* [Dataset records]
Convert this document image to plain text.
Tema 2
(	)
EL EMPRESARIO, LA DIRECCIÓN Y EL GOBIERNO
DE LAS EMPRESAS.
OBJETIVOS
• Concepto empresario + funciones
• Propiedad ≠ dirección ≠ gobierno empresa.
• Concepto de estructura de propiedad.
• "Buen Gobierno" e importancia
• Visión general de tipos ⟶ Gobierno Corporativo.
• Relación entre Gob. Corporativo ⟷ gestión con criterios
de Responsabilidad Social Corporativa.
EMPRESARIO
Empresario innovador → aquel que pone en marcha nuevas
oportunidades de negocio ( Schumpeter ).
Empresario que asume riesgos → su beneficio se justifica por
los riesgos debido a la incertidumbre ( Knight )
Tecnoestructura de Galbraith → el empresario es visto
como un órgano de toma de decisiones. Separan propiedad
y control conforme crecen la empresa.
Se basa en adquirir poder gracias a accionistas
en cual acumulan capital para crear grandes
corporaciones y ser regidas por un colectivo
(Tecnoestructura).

* [Goal]
Faithfully reproduce all of the records, character for character.

* [Written solution]
Convert this document image to plain text.
Tema 2
(	)
EL EMPRESARIO, LA DIRECCIÓN Y EL GOBIERNO
DE LAS EMPRESAS.
OBJETIVOS
• Concepto empresario + funciones
• Propiedad ≠ dirección ≠ gobierno empresa.
• Concepto de estructura de propiedad.
• "Buen Gobierno" e importancia
• Visión general de tipos ⟶ Gobierno Corporativo.
• Relación entre Gob. Corporativo ⟷ gestión con criterios
de Responsabilidad Social Corporativa.
EMPRESARIO
Empresario innovador → aquel que pone en marcha nuevas
oportunidades de negocio ( Schumpeter ).
Empresario que asume riesgos → su beneficio se justifica por
los riesgos debido a la incertidumbre ( Knight )
Tecnoestructura de Galbraith → el empresario es visto
como un órgano de toma de decisiones. Separan propiedad
y control conforme crecen la empresa.
Se basa en adquirir poder gracias a accionistas
en cual acumulan capital para crear grandes
corporaciones y ser regidas por un colectivo
(Tecnoestructura).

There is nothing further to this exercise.